## START

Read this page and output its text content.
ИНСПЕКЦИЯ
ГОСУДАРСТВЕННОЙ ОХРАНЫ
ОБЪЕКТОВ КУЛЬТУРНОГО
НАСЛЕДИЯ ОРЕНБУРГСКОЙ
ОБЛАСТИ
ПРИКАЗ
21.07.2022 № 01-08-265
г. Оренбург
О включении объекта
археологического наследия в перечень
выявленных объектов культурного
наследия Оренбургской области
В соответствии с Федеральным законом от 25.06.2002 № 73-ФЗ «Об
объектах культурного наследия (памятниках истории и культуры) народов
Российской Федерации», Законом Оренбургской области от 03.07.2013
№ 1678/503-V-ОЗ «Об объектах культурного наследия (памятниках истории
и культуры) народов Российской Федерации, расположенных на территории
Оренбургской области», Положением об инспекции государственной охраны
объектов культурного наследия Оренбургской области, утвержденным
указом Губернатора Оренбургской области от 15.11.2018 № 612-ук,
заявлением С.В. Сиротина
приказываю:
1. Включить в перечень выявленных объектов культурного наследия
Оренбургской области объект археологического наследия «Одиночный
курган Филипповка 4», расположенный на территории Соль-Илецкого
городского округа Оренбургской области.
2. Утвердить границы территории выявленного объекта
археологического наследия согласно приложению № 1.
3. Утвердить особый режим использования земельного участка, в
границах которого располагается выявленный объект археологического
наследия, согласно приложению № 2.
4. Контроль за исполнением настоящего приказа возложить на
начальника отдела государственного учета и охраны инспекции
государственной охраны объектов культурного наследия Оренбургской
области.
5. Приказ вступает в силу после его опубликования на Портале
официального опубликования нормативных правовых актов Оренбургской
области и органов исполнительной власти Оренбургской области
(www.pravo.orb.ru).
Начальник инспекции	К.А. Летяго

## END
## START

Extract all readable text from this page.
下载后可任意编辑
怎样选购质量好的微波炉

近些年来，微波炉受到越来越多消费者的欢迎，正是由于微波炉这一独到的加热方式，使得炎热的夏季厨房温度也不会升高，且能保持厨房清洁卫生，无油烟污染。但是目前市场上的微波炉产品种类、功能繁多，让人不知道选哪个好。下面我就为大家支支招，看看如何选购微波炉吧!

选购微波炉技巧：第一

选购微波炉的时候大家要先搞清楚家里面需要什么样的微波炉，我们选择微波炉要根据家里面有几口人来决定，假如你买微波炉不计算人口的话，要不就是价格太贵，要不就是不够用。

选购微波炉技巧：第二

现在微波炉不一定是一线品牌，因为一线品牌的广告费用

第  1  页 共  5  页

## END

*The task*. Identify which lines contain the word "истории" and copy each one.

*Output for this task*.
объектах культурного наследия (памятниках истории и культуры) народов
№ 1678/503-V-ОЗ «Об объектах культурного наследия (памятниках истории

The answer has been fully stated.